◆ Supplied text ◆
——
Great North Cycleway
- Location: North East England
- Established: 2011 (Not yet complete)
- Trailheads: Blyth (north); Darlington (south);
- Waymark: 725
| Trail map |

= National Cycle Route 725 =

Darlington to Blyth cycle route

The National Cycle Route 725, also known as the Great North Cycleway, is a partially-complete regional cycling route that forms part of the National Cycle Network (NCN) in the United Kingdom.

The route is proposed to run around 70 km from Darlington to Blyth, in North East England. Although some parts of the route are shown on official NCN cycle maps by the network managers Sustrans, and some parts of the route have been created and signposted by the local authorities that it passes through, large sections of the route are missing or incomplete.

== History ==
The Great North Cycleway was proposed in 2011 and was initially expected to take two years to complete

The proposed Great North Cycleway is named after the Great North Road, historically the main highway between London and Scotland (until road building in the 20th Century routed motor traffic onto bypasses and motorways and away from urban areas).

In 2015, Newcastle's John Dobson Street was converted from a dual carriageway back into a single carriageway road, using the reclaimed space to create a segregated cycleway, which forms part of the Great North Cycleway.
——
◆ What is needed ◆
Extend the Great North Cycleway article past its last sentence. The records come from a separate, unrelated source.
——
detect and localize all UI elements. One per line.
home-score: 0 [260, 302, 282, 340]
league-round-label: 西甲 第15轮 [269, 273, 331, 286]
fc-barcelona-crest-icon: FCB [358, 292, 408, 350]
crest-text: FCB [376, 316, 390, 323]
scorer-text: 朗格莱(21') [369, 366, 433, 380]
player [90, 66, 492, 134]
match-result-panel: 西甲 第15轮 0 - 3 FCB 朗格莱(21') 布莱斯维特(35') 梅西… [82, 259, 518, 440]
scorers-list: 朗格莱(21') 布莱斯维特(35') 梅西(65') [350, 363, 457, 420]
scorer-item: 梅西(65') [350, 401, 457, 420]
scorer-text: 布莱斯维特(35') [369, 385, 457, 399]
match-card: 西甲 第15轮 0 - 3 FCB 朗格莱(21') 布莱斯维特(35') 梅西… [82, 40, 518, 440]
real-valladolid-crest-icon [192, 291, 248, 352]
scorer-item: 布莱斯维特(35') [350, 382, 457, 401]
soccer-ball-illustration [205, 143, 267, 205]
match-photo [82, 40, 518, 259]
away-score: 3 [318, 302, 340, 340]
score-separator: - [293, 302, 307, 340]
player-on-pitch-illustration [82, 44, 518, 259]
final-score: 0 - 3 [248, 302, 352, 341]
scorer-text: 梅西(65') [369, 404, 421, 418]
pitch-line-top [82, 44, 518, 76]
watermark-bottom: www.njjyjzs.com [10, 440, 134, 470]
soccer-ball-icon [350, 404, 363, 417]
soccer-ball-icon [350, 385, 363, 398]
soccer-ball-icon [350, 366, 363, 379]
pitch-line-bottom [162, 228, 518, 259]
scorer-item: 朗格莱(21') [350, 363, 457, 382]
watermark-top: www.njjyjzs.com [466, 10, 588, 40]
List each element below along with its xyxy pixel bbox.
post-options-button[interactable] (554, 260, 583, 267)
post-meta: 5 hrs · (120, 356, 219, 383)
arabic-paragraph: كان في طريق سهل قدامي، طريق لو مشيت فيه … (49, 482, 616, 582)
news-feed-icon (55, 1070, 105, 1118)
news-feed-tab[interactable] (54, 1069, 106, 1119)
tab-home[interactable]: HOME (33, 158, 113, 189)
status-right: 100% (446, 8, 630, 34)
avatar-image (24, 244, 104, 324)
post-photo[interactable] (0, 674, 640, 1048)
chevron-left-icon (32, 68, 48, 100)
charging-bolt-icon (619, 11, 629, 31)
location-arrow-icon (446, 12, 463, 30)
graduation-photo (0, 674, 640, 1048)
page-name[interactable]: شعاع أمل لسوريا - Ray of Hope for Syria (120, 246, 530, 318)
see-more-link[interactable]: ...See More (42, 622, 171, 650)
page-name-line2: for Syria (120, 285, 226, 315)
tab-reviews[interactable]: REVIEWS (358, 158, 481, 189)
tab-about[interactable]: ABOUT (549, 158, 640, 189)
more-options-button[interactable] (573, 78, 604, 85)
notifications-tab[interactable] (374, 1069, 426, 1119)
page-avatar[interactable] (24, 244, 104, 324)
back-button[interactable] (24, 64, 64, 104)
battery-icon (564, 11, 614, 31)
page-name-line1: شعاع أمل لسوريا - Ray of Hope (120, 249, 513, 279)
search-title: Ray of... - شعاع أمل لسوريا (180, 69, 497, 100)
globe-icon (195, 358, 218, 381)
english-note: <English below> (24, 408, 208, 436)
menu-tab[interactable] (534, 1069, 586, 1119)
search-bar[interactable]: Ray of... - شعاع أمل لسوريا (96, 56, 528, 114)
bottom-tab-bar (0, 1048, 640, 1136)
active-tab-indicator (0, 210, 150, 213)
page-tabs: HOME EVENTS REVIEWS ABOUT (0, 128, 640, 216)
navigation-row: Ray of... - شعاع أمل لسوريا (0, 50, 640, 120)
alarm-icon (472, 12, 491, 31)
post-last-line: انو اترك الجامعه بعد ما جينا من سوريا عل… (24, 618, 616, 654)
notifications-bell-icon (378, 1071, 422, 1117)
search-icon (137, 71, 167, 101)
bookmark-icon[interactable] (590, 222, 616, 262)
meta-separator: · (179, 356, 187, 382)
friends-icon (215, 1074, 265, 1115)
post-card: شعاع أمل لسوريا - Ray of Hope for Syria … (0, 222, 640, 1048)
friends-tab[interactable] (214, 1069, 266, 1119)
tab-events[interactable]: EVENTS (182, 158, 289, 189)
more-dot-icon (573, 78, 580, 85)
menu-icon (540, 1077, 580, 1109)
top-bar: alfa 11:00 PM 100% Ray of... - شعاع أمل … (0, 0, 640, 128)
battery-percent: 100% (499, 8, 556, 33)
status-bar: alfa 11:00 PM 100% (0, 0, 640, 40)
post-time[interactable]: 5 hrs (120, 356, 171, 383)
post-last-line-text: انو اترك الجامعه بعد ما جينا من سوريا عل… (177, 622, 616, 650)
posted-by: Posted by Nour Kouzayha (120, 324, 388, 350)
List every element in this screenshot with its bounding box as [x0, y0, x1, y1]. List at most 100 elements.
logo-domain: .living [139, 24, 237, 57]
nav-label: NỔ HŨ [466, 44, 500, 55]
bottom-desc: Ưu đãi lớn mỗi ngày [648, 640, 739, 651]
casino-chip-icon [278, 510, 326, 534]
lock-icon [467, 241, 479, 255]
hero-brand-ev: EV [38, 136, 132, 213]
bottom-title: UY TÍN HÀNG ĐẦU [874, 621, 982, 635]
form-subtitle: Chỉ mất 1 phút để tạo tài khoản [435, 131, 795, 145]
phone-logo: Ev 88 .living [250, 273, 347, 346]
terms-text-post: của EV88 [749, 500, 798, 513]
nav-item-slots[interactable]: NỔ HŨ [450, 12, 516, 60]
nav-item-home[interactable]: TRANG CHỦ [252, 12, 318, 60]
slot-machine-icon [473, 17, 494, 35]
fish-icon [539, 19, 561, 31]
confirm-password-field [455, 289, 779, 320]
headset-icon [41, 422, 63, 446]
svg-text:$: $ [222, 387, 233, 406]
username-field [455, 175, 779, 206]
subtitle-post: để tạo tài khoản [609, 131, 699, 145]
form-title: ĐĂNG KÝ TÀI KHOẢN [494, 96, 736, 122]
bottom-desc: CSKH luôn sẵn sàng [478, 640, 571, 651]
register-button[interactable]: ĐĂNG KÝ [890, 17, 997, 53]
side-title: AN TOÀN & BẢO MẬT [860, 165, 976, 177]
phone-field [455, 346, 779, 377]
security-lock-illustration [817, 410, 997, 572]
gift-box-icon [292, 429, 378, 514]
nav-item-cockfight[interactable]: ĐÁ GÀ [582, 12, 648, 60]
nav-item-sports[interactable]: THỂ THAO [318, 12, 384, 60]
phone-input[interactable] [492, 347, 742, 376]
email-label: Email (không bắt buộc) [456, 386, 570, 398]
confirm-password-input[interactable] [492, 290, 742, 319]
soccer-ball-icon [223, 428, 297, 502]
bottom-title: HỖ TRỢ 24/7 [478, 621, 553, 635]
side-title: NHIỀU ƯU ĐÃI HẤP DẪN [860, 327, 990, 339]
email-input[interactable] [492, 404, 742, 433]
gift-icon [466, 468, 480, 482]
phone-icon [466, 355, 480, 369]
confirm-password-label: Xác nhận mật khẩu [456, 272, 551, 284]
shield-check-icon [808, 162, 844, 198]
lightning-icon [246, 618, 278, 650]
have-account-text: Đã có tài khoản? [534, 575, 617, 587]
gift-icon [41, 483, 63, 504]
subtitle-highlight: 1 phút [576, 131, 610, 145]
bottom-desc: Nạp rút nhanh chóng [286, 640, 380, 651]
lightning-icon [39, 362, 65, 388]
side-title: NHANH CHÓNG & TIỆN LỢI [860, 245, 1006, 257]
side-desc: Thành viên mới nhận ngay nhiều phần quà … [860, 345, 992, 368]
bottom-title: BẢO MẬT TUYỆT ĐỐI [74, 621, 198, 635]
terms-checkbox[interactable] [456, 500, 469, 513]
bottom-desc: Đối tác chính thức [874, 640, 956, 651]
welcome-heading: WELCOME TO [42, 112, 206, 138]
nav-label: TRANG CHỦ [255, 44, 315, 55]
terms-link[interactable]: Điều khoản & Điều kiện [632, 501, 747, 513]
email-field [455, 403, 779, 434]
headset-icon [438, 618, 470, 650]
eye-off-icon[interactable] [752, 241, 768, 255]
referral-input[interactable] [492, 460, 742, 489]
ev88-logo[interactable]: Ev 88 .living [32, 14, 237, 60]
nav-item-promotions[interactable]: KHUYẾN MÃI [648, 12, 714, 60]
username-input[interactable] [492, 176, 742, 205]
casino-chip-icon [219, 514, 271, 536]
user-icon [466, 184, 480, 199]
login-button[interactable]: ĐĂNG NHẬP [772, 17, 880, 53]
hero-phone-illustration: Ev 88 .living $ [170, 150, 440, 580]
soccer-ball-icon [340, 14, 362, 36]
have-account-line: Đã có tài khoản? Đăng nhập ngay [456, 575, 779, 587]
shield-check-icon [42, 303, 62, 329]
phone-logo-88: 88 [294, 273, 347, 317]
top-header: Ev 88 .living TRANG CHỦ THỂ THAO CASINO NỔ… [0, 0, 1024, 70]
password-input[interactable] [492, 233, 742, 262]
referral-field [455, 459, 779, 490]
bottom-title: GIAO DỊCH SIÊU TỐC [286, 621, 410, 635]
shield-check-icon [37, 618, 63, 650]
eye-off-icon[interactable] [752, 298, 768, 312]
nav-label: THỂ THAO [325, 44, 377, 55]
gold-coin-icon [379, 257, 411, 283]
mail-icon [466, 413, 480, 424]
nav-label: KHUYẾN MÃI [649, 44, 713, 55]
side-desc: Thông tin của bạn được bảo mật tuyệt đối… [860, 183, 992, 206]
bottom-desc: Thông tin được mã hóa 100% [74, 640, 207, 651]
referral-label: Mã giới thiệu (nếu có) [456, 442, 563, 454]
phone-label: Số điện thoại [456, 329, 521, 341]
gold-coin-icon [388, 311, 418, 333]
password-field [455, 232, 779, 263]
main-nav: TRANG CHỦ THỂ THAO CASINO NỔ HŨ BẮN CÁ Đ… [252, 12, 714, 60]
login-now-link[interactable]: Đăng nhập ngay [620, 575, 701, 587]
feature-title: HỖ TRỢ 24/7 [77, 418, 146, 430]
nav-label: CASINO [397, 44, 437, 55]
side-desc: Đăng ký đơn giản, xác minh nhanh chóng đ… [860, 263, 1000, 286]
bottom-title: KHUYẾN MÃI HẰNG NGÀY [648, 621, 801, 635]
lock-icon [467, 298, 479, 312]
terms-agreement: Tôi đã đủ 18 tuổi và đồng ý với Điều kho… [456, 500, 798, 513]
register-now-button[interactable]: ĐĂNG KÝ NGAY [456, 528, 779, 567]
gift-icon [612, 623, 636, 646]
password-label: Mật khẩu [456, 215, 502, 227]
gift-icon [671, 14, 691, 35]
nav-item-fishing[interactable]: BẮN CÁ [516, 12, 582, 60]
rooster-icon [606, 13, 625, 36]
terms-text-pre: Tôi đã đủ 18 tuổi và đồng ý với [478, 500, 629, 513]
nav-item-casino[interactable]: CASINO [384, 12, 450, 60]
——
◆ Task answer ◆
As of 2019, large sections of the route are still unfinished.

== Route ==
Between Darlington and Newcastle, the route is largely proposed to follow close to the historic Great North Road, many parts of which are numbered here as the contemporary A167 road.

The proposed route starts in Darlington, heading North close to the A167 road and crossing over the East Coast Main Line and the River Wear as it approaches Durham. The route follows historic 1930's cycleways north out of Durham.

The route passes through the centre of Chester le Street before crossing under the A1(M) motorway at Birtley and passing the Angel of the North.

The route follows the A167 Durham Road into Gateshead before crossing the River Tyne on the Tyne Bridge.

Next the route passes through the centre of Newcastle, past the Civic Centre and through the Newcastle University campus.

Heading North out of Newcastle, the route follows close to the B1318, to the outskirts of the city, passing Great Park and Hazlerigg before heading North-East through Cramlington to Blyth.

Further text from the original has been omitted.